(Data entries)
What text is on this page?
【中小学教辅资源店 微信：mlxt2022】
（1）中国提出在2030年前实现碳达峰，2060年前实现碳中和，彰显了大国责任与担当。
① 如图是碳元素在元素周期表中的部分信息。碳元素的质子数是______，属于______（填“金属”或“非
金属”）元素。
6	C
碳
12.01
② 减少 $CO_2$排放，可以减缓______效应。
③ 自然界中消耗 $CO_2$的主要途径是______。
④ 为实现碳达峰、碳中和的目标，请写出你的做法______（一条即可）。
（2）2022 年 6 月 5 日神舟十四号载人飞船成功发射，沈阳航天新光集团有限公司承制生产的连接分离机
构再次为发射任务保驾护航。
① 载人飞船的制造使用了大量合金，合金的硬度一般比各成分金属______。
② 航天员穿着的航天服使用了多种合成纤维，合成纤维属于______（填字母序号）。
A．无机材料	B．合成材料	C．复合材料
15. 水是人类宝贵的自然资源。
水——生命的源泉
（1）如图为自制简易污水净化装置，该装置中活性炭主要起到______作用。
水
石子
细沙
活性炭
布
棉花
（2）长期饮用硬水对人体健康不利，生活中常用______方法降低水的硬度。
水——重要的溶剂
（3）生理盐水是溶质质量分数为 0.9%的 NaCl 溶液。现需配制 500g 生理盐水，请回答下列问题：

▸ Task prompt
Reproduce every record, matching each line exactly.

▸ Full output
What text is on this page?
【中小学教辅资源店 微信：mlxt2022】
（1）中国提出在2030年前实现碳达峰，2060年前实现碳中和，彰显了大国责任与担当。
① 如图是碳元素在元素周期表中的部分信息。碳元素的质子数是______，属于______（填“金属”或“非
金属”）元素。
6	C
碳
12.01
② 减少 $CO_2$排放，可以减缓______效应。
③ 自然界中消耗 $CO_2$的主要途径是______。
④ 为实现碳达峰、碳中和的目标，请写出你的做法______（一条即可）。
（2）2022 年 6 月 5 日神舟十四号载人飞船成功发射，沈阳航天新光集团有限公司承制生产的连接分离机
构再次为发射任务保驾护航。
① 载人飞船的制造使用了大量合金，合金的硬度一般比各成分金属______。
② 航天员穿着的航天服使用了多种合成纤维，合成纤维属于______（填字母序号）。
A．无机材料	B．合成材料	C．复合材料
15. 水是人类宝贵的自然资源。
水——生命的源泉
（1）如图为自制简易污水净化装置，该装置中活性炭主要起到______作用。
水
石子
细沙
活性炭
布
棉花
（2）长期饮用硬水对人体健康不利，生活中常用______方法降低水的硬度。
水——重要的溶剂
（3）生理盐水是溶质质量分数为 0.9%的 NaCl 溶液。现需配制 500g 生理盐水，请回答下列问题：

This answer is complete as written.